Yine aynı müzenin dijital koleksiyonunu ziyaret ederek kendi kişisel serginizi de oluşturabilirsiniz. Sergi kapsamında olmasa bile, düşünün ki ben Londra’da yaşayan bir Türk’üm ve yaşadığım yerdeki bir etkinlik kapsamında kendi tarihimize, kültürümüze ait fotoğraf seçkisi üzerinden bir sunum hazırlamak istiyorum. Rijkmuseum web sitesini ziyaret ederek kendime bir hesap oluşturdum. Kadın ve İstanbul üzerine eserler tarayarak, seçtiklerimle sanal bir koleksiyon oluşturdum. Bu eserleri indirip, üzerlerine not alabilir, değişiklik yapabilir ve bu şekilde de koleksiyonuma ekleyebilirim. Müzenin konuyla ilgili yardım sayfasında detayları görebilirsiniz. Aşağıda birkaç dakika içinde yarattığım, Rijkmuseum seçkisi sergimi beğeninize sunuyorum. Sizce de dünyanın bir ucundaki sanal bir koleksiyon ile harika bir etkileşim değil mi bu? Rijkmuseum dijital koleksiyonunu oluştururken eserleri benim bu amaçla kullanacağımı planlamamış olabilir ancak bu amaç, bir kültür sanat kurumunun toplumsal etki alanını nasıl genişletebileceğine dair önemli bir örnek.

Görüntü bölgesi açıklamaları
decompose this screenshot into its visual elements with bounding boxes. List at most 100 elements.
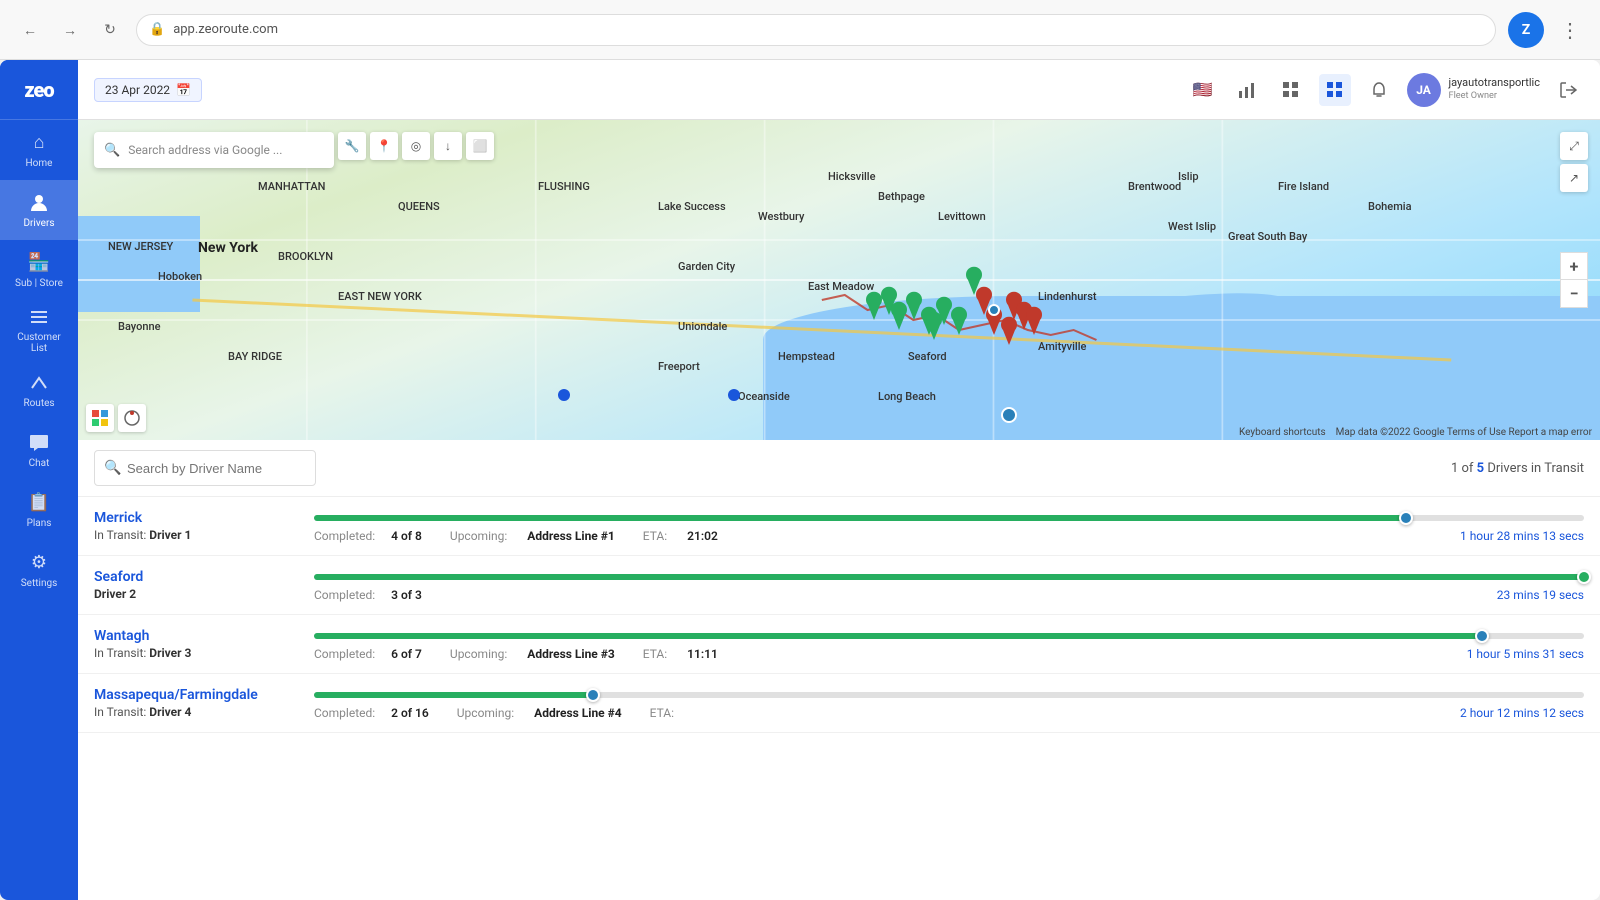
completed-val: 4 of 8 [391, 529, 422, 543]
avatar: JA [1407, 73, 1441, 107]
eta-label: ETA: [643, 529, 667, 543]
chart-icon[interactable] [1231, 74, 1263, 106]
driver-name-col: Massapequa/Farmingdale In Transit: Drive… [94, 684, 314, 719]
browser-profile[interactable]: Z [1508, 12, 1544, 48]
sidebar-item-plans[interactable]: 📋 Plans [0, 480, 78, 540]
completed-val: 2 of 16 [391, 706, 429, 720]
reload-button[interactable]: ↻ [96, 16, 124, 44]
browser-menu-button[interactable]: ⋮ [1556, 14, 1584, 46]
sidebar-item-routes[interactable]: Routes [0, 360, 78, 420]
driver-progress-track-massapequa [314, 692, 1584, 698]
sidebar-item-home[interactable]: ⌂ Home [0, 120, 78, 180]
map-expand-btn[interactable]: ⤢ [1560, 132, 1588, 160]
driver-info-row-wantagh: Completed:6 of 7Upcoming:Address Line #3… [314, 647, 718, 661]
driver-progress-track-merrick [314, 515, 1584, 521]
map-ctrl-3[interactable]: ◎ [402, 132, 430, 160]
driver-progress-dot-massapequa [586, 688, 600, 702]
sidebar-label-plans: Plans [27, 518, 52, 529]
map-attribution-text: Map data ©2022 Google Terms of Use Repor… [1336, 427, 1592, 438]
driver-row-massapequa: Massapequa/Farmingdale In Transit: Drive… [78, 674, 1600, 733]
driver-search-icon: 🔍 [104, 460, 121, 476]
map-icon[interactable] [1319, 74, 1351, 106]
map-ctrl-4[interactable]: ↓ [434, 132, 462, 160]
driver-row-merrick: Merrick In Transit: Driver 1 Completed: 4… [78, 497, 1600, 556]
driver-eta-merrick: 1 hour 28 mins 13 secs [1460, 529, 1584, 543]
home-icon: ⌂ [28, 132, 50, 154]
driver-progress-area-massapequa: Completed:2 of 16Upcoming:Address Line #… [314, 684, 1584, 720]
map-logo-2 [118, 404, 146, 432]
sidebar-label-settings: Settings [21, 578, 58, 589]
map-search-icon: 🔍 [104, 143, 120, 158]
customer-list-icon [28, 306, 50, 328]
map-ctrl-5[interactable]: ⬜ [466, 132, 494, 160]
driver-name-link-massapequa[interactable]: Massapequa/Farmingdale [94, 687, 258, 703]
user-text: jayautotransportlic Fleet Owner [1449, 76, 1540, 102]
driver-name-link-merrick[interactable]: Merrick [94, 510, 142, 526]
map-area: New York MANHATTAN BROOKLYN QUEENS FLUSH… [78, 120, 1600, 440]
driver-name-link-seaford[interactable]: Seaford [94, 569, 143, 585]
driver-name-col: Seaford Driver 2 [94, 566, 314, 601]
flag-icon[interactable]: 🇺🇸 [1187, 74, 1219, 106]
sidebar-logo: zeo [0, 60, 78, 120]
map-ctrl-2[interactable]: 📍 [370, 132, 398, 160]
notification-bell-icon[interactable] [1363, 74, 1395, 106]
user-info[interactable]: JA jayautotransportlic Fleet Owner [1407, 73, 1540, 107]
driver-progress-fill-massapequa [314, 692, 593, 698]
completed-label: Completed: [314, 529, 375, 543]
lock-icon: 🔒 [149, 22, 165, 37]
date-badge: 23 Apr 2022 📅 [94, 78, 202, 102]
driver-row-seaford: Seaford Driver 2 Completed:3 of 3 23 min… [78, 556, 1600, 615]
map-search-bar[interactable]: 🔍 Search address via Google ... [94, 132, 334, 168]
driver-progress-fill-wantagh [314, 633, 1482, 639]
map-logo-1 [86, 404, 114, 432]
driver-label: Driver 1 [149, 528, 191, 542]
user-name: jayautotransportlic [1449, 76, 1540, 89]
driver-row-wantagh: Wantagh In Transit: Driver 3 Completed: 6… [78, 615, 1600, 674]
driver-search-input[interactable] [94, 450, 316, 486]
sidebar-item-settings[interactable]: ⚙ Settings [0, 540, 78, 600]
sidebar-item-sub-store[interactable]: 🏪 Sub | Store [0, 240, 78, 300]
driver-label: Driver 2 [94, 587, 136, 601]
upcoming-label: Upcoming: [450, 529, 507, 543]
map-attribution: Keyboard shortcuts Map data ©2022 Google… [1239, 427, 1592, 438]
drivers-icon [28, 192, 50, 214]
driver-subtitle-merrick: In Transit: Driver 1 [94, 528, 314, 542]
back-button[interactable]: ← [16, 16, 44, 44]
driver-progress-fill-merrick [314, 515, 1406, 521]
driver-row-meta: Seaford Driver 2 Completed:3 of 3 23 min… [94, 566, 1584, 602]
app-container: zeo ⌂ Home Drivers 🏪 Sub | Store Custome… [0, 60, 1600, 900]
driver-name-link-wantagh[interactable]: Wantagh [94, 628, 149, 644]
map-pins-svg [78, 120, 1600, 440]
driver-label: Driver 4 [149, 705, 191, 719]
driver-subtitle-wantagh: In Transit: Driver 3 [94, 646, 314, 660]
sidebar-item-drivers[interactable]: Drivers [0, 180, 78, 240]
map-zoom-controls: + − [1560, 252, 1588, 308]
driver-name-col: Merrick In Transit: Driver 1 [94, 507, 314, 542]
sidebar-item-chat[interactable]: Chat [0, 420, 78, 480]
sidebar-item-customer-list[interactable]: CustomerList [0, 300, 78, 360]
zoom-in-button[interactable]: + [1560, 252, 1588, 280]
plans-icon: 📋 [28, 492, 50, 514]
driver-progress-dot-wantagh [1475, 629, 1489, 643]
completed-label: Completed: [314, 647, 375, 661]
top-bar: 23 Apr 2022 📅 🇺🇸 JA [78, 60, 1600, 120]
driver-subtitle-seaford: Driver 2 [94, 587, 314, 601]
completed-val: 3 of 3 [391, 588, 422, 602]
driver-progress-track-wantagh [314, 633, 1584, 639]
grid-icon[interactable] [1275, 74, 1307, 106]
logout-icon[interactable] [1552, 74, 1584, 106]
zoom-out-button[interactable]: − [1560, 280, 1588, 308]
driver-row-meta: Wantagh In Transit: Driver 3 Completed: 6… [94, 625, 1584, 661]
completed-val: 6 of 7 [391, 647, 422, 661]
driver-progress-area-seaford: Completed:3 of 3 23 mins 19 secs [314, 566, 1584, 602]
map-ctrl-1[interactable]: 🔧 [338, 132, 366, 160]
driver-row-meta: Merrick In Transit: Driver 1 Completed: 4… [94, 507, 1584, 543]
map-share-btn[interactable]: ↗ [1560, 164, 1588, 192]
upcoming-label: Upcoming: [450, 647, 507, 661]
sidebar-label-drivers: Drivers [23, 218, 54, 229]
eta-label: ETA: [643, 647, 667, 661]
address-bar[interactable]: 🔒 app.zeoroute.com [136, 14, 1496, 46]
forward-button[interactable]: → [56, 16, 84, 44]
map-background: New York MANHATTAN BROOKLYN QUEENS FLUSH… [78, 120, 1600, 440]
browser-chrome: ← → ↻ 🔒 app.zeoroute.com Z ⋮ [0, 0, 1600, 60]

## Alıştırmalar
• 1. Verilen metne göre, metindeki kişi sanal koleksiyonunu hangi konulardaki eserleri tarayarak oluşturdu?
• 2. Kayıtlarda "completed-val: 4 of 8 [391, 529, 422, 543]" ile "browser-profile[interactable]: Z [1508, 12, 1544, 48]" satırları da dahil olmak üzere aradaki satırları, "eta-label" ifadesini "eta-caption" ile değiştirerek güncelleyin. Yalnızca bu satırları verin.

## Çözümler
• 1. Kadın ve İstanbul üzerine eserleri tarayarak oluşturdu.

• 2.
completed-val: 4 of 8 [391, 529, 422, 543]
avatar: JA [1407, 73, 1441, 107]
eta-caption: ETA: [643, 529, 667, 543]
chart-icon[interactable] [1231, 74, 1263, 106]
driver-name-col: Massapequa/Farmingdale In Transit: Drive… [94, 684, 314, 719]
browser-profile[interactable]: Z [1508, 12, 1544, 48]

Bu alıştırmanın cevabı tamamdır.